§ **Record extracts**:
(begin)

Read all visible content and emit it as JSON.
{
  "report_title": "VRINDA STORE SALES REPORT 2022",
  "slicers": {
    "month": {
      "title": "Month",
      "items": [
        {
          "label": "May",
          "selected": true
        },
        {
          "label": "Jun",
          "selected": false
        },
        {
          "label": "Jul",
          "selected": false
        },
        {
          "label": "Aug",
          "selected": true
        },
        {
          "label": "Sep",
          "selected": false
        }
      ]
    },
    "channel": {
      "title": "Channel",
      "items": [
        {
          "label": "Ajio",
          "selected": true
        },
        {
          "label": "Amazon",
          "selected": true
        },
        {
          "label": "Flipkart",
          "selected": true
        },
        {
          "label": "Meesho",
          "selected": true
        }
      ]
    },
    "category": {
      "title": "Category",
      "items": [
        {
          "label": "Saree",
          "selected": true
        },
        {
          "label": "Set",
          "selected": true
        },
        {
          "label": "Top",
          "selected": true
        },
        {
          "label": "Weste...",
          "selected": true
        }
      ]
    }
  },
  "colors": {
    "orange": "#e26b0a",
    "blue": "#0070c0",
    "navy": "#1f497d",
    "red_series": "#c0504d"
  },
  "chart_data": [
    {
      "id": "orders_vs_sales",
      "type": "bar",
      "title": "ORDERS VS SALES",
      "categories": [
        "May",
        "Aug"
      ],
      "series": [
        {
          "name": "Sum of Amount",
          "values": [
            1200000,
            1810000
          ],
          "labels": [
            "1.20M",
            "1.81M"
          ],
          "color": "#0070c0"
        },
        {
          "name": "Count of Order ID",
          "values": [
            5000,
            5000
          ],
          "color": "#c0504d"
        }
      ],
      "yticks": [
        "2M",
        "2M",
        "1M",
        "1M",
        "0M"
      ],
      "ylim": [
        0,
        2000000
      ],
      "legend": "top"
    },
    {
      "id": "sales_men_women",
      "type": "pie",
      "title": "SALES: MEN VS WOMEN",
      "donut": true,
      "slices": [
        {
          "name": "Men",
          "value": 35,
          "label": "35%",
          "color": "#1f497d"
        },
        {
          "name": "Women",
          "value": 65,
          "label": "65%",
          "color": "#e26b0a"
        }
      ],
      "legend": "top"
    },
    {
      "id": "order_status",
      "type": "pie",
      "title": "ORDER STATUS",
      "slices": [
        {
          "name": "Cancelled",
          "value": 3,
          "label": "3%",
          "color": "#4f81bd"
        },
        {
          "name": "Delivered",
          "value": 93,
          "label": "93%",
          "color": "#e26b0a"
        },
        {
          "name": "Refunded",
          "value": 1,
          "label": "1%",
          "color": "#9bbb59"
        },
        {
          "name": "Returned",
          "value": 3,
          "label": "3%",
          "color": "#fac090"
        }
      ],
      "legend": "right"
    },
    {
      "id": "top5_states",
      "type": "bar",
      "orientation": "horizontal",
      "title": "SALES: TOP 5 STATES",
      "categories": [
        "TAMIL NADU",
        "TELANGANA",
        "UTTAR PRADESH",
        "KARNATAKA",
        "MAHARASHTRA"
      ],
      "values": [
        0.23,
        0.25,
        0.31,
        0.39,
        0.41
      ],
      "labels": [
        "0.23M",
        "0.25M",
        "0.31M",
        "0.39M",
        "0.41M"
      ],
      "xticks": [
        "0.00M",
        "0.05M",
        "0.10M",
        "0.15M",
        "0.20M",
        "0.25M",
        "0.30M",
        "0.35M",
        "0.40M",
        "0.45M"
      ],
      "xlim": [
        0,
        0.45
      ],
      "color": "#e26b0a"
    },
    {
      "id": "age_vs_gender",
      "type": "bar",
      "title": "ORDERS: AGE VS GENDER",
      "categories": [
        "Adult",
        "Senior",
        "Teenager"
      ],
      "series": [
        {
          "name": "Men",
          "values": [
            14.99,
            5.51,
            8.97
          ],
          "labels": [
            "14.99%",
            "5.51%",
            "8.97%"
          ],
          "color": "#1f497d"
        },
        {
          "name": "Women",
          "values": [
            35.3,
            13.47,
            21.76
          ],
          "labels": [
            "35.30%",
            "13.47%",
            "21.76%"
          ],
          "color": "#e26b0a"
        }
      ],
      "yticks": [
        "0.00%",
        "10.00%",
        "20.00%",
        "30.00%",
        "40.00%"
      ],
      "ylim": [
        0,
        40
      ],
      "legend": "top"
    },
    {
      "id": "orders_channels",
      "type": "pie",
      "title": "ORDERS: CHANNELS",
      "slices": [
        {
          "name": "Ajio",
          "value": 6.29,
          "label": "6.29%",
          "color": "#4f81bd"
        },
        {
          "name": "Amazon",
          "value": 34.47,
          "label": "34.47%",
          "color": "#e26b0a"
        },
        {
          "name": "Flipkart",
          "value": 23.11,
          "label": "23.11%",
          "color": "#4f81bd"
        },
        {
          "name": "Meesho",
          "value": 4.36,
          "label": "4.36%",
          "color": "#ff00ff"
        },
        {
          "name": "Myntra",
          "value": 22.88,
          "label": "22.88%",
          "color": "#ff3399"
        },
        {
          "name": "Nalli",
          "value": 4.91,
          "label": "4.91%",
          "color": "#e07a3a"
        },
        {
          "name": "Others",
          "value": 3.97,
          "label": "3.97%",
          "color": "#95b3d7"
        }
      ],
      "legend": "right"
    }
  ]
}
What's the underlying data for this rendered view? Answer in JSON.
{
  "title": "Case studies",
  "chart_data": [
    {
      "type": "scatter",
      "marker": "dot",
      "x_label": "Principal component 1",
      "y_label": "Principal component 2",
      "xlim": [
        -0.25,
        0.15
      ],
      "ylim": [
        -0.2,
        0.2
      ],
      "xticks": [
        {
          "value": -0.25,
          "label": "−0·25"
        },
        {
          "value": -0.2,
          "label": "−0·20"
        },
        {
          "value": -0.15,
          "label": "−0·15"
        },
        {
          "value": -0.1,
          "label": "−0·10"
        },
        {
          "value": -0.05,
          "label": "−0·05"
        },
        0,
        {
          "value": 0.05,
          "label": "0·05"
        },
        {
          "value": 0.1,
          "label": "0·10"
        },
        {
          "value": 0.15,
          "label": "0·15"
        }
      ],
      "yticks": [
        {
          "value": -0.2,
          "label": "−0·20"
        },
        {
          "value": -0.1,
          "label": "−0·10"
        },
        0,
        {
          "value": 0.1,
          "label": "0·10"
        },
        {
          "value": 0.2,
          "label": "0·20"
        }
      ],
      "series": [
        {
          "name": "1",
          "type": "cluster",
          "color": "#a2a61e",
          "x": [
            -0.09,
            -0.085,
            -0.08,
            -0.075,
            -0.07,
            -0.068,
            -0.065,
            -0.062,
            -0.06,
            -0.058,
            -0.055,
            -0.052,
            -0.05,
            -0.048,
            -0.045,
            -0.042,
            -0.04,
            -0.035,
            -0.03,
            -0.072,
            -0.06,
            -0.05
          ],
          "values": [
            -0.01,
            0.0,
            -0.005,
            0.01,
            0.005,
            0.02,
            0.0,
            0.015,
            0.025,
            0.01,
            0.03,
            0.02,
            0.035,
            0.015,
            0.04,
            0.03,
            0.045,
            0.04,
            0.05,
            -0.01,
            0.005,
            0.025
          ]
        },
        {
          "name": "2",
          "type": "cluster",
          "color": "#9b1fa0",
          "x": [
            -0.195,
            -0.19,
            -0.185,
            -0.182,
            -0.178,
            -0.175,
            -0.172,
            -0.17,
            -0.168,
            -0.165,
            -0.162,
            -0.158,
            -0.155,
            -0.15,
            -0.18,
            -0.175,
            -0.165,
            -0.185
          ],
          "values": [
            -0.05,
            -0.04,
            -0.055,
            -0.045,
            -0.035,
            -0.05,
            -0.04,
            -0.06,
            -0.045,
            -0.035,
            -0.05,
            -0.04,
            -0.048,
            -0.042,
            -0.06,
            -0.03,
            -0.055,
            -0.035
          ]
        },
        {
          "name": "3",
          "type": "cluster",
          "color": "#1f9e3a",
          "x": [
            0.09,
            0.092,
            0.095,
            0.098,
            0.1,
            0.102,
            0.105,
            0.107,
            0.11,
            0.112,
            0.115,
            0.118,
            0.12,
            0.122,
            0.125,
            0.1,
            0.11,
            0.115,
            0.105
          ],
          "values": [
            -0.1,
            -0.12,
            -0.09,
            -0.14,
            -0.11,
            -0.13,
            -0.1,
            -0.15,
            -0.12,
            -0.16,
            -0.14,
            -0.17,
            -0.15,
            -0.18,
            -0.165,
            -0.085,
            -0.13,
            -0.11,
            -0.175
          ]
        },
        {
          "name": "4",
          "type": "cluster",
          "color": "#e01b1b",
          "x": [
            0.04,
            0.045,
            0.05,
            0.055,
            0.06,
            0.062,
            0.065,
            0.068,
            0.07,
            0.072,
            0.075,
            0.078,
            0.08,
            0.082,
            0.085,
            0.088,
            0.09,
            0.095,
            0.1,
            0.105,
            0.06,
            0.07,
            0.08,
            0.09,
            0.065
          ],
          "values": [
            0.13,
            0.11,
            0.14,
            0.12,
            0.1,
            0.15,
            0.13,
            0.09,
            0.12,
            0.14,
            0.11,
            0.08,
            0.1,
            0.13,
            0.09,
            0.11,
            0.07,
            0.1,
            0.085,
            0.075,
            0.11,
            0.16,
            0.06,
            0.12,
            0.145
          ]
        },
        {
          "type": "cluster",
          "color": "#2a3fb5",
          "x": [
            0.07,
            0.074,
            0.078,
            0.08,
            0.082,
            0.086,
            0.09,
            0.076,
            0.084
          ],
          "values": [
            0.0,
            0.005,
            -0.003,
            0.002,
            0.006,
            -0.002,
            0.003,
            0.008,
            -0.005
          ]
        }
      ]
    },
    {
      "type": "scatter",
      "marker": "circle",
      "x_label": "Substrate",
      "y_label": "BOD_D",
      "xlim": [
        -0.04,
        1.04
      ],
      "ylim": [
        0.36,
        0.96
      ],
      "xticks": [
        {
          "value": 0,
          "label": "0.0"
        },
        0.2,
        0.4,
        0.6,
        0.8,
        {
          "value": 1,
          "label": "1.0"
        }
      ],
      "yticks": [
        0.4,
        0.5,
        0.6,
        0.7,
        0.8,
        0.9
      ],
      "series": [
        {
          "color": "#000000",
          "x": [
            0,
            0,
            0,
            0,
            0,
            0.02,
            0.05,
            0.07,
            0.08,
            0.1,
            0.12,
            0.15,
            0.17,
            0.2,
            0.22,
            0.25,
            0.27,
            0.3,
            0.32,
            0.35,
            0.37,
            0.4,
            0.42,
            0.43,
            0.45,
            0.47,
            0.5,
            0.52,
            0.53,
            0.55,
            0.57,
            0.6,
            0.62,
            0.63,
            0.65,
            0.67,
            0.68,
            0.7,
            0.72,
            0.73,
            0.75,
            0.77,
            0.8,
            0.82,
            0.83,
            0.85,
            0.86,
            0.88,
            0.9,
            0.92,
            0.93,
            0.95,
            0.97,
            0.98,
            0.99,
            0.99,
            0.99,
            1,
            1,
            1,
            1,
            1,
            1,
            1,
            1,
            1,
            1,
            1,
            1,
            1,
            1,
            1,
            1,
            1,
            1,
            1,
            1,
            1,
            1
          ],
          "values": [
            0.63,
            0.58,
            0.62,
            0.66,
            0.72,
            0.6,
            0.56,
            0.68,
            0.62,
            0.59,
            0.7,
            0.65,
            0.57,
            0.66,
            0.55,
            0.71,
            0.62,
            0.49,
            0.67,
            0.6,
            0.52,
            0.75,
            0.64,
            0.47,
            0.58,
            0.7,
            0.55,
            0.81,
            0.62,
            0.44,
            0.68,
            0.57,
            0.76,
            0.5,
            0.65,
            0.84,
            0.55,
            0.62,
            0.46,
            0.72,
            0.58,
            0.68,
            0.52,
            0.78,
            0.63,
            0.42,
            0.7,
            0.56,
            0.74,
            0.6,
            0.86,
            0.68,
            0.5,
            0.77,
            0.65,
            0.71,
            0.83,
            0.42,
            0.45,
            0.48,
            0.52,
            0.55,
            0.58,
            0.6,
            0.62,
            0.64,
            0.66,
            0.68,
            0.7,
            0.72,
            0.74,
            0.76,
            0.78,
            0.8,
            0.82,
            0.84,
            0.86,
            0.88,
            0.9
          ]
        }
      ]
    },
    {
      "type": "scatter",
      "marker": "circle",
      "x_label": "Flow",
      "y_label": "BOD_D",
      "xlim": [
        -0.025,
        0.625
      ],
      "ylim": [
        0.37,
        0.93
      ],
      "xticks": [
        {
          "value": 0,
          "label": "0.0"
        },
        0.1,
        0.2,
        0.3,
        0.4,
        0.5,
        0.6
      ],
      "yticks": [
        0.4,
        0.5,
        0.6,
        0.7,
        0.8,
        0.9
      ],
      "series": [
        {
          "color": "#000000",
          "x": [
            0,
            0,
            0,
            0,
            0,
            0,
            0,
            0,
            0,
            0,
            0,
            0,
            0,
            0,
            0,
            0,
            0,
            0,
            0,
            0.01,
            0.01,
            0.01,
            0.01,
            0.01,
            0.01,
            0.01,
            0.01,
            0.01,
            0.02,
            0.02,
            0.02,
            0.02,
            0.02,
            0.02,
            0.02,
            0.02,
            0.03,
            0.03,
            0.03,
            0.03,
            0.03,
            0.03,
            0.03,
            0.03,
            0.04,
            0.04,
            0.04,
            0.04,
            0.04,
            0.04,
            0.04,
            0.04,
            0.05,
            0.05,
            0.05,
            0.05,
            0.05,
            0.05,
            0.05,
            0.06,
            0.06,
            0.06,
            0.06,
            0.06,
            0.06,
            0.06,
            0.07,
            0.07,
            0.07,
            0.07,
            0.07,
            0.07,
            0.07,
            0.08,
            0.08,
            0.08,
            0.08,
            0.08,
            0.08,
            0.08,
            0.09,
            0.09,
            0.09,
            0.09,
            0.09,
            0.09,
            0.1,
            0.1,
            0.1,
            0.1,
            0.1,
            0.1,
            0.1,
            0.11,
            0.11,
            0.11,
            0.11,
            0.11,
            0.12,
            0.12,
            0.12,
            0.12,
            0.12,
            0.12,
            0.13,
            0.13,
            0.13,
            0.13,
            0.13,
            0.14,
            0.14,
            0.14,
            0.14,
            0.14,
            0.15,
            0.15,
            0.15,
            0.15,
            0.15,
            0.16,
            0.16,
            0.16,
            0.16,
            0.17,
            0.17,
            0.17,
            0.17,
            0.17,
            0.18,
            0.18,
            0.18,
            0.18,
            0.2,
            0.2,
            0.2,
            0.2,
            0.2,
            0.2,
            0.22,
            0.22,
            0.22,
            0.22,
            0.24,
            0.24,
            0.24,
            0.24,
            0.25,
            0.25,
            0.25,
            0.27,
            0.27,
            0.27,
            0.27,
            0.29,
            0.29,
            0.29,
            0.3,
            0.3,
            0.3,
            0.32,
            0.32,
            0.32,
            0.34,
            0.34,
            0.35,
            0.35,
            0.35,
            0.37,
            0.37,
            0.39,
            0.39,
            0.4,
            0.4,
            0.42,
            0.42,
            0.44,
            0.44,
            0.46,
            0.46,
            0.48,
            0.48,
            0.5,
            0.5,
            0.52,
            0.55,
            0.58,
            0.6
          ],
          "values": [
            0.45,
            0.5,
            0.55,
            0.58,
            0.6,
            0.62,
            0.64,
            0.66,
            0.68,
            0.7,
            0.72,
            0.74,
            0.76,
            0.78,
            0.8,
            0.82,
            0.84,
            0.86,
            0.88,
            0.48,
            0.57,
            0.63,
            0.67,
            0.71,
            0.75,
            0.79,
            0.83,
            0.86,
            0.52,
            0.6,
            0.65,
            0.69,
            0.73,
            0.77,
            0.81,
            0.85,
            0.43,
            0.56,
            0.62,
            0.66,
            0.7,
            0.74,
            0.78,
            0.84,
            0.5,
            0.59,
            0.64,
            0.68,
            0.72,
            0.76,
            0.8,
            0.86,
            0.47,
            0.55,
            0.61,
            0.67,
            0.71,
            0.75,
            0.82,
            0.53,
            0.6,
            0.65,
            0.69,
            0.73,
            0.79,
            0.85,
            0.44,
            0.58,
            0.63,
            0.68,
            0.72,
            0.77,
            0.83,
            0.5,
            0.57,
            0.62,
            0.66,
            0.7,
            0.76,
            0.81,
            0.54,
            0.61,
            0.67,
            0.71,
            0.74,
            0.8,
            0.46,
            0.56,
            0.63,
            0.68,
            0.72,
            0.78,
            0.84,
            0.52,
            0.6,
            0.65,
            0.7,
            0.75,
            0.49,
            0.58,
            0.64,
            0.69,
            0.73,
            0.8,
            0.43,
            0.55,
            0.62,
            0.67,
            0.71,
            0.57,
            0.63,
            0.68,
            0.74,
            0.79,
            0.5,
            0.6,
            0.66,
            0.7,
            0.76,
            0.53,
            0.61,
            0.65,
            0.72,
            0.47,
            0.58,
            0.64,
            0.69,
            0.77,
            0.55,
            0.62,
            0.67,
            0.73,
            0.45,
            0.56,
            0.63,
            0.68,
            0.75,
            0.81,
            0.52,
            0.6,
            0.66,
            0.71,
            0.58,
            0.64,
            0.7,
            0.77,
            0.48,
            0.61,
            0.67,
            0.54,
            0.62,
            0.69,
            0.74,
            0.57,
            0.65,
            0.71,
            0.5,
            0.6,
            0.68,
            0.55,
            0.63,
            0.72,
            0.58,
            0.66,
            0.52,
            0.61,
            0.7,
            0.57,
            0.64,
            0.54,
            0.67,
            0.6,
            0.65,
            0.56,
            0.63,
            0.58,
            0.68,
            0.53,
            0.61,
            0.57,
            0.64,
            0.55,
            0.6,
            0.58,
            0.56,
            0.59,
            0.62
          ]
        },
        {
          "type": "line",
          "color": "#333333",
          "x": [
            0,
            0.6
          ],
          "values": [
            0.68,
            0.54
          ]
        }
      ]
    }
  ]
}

(end)

§ **Aim of the task**: Find how many lines in the records contain the string "JSON", then give the number alone.

§ **Solved exercise**: 2